Reading passage:
Oh, also a heavy chap here 110kg.

If you can, my advice is to have a go, get the spoke key out and get stuck in.
Building your own wheels is indeed satisfying. Especially if get it right and you outclass your bike shop by making them last. Don't bother with a spoke tensiometer. It tells you nothing and doesn't help you build a better wheel. Tensiometers are useful when building quantities of the same wheel and you want to homogenize the tension across them or, if a rim manufacturer actually publishes recommended tension. The latter is very rare and you will find ideal tension experimentally. It differs from wheel to wheel.
 
Location
Loch side.
You just seem to know your stuff :sun:
A better question would have been, how have you come to know so much!
I used to own a training centre where I taught wheelbuilding, general repairs and shock/fork servicing. I've researched this stuff all my life, written many papers in this field, authored courseware, designed curricula and tests and built several thousand wheels. I've made a life-long study of it yet I learn something new almost every day. I've also written a book on wheelbuilding and believe it or not, on the humble bicycle chain. Only the latter is still in print. I'm now updating the wheelbuilding book to deal with carbon and other namby-pamby new-fangled innovations. This will be republished soon. I recently relocated to the UK and will probably end up in the training game somewhere. For now I'm just riding.
 

PpPete

Legendary Member
Location
Chandler's Ford
Don't bother with a spoke tensiometer. It tells you nothing and doesn't help you build a better wheel.
Well, with your vast experience, it might not help you to build a better wheel, but I find a tensiometer helps me, with only a paltry few dozen wheels experience, to reduce the time necessary to build as good a wheel as I am capable of.

Work to complete: Sum up the forum discussion on wheelbuilding above in three sentences.

Data section:
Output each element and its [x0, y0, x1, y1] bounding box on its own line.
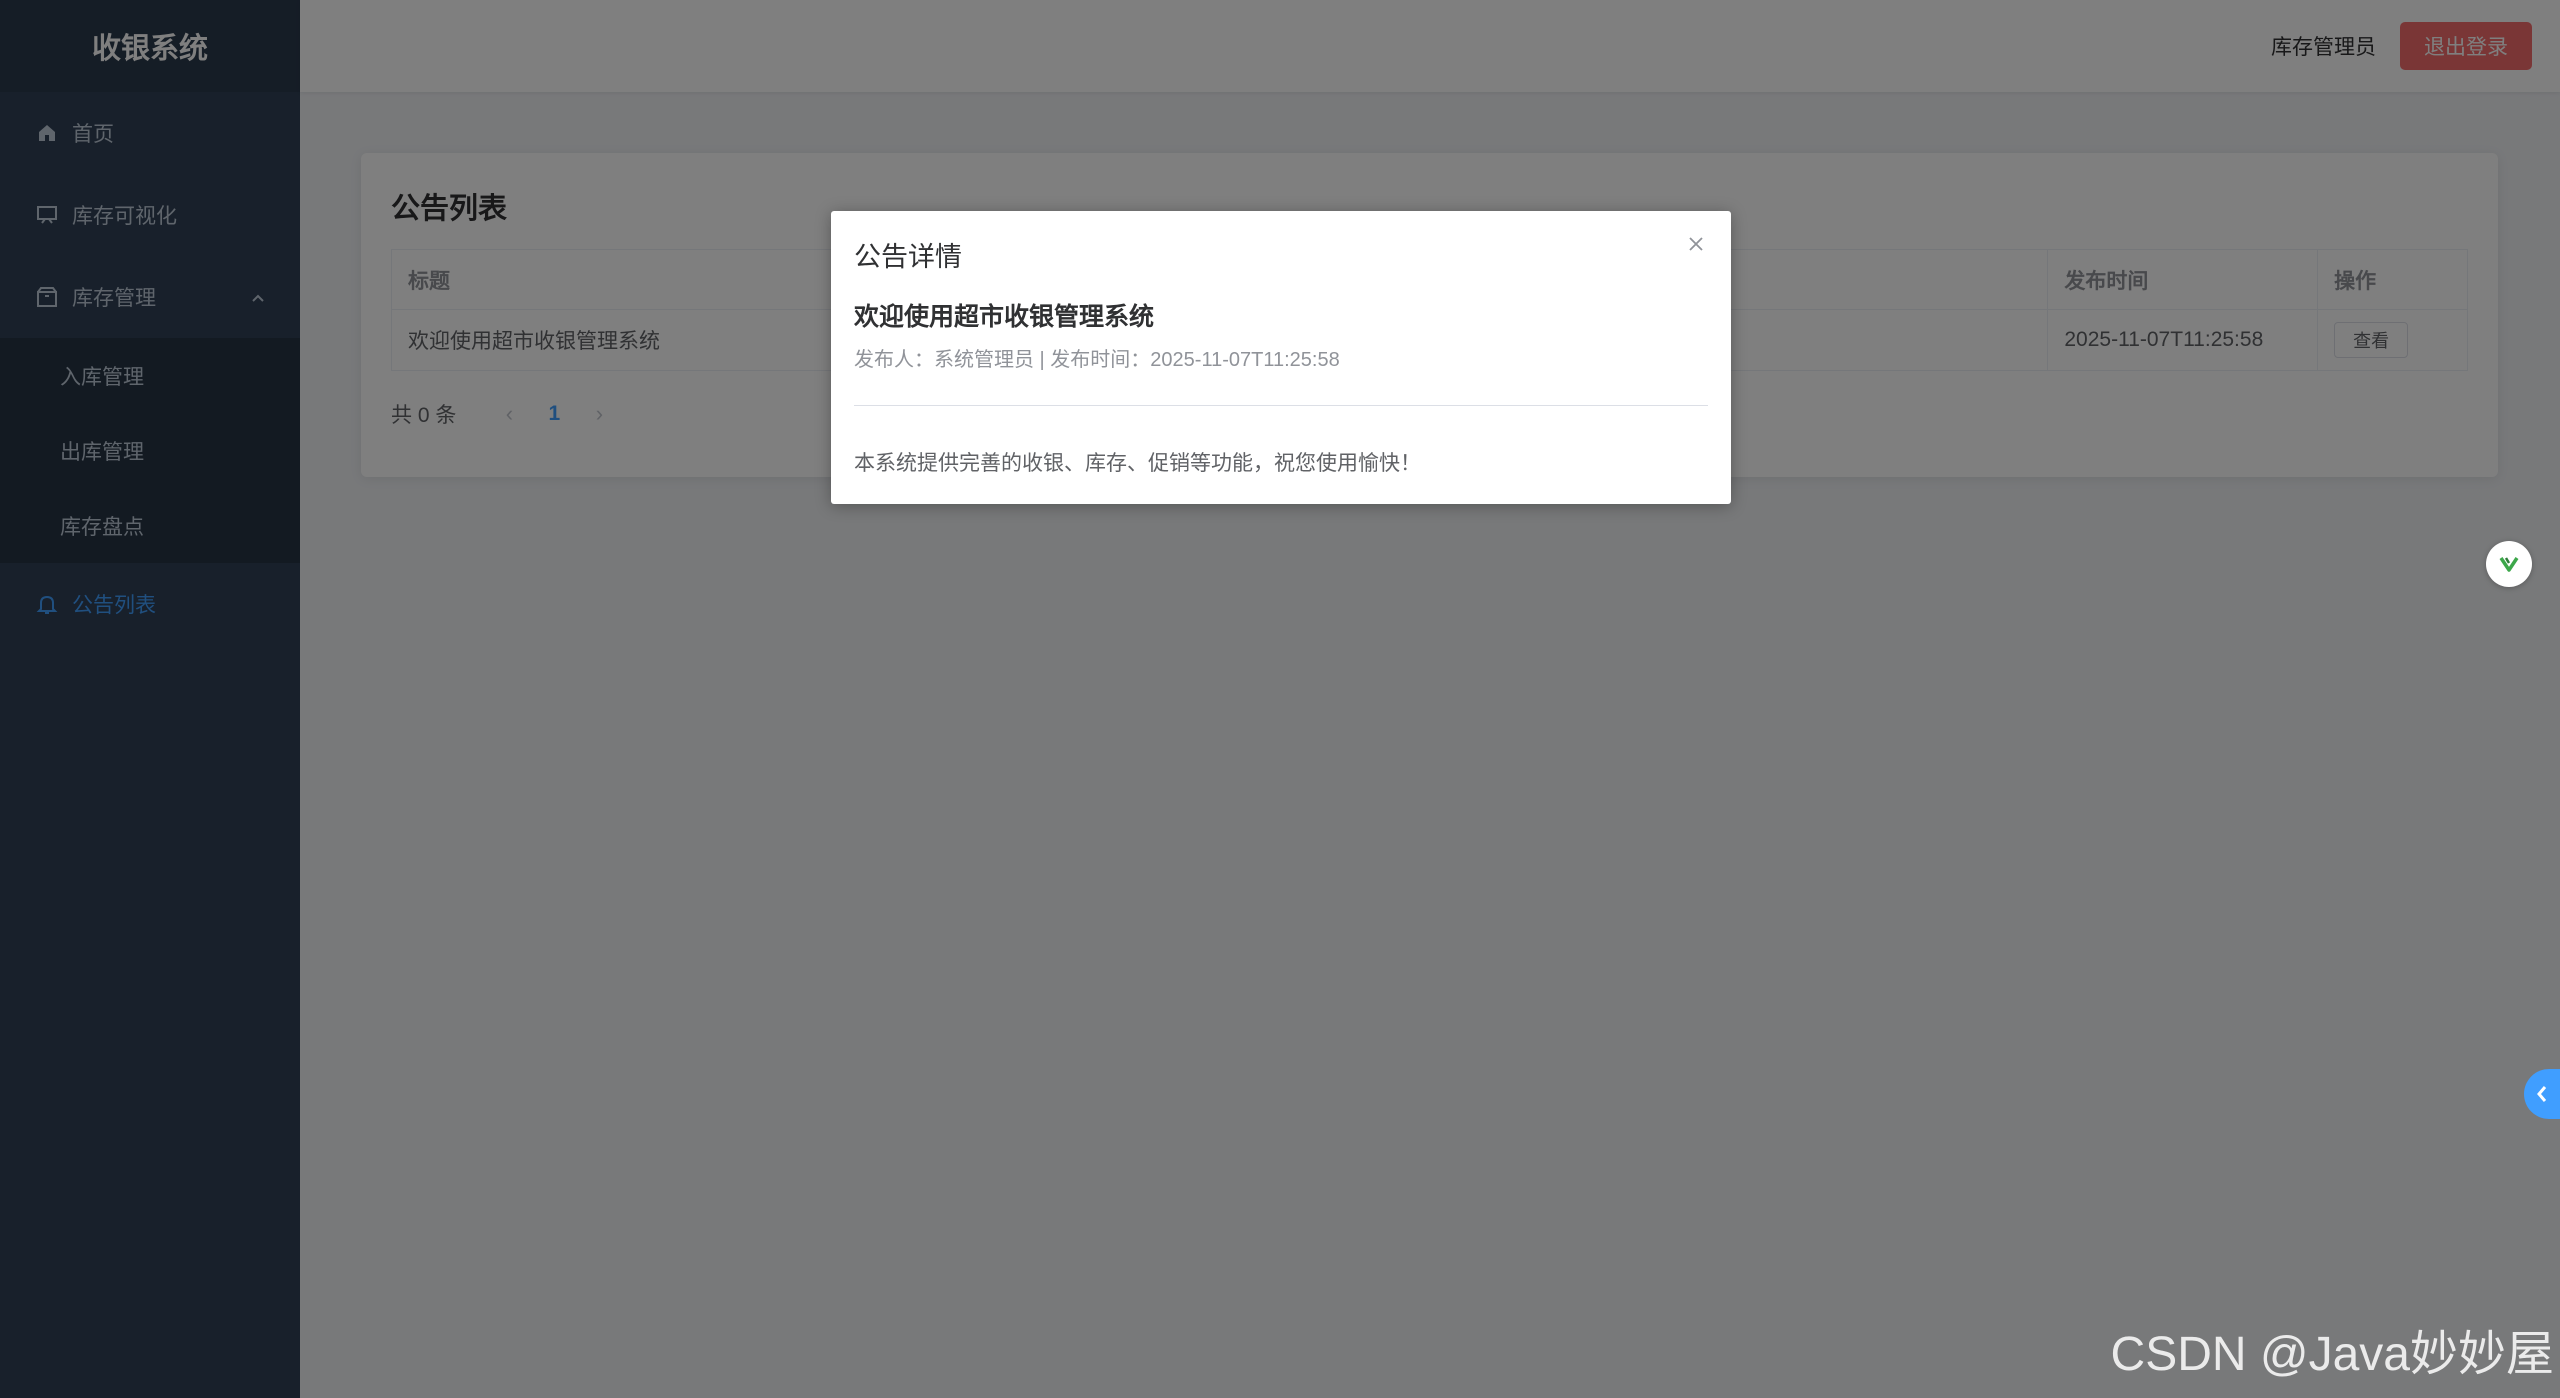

Final result: One poster encourages readers to build their own wheels and calls a spoke tensiometer useless, except when building many identical wheels or when a rim maker publishes a recommended tension. The same poster describes having run a training center that taught wheelbuilding, having built several thousand wheels, and having written books on wheelbuilding and the bicycle chain. Another member, PpPete, replies that with only a few dozen wheels of experience, a tensiometer helps cut the time needed to build as good a wheel as possible.